[Stored records]

+---+

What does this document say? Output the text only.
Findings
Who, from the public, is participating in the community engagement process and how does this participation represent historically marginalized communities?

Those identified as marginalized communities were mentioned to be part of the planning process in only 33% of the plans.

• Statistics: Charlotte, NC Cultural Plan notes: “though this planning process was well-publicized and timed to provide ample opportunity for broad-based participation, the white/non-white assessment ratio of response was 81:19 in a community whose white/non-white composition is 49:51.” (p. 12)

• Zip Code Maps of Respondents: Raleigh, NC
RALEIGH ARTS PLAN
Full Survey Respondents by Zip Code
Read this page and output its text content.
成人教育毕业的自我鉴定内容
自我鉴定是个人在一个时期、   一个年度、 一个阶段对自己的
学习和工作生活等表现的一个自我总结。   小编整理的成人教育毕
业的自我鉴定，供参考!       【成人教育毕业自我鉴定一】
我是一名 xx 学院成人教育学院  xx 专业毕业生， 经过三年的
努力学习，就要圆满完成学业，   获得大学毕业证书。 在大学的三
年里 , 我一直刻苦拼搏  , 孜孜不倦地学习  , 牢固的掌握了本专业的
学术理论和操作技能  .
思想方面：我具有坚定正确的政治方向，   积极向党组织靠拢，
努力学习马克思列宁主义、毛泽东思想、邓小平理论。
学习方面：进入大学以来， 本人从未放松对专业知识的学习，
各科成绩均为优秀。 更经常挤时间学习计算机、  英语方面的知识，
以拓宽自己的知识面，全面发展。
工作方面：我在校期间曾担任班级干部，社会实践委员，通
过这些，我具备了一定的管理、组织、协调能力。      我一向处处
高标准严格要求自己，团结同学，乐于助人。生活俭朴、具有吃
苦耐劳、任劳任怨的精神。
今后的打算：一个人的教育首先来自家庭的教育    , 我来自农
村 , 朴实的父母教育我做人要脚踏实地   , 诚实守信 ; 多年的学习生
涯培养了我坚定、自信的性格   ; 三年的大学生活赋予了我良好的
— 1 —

+---+

| JOB |
Lines that hold the word "text" are the ones to return, every one of them.

| RESULT OF THE EXERCISE |
What does this document say? Output the text only.
Read this page and output its text content.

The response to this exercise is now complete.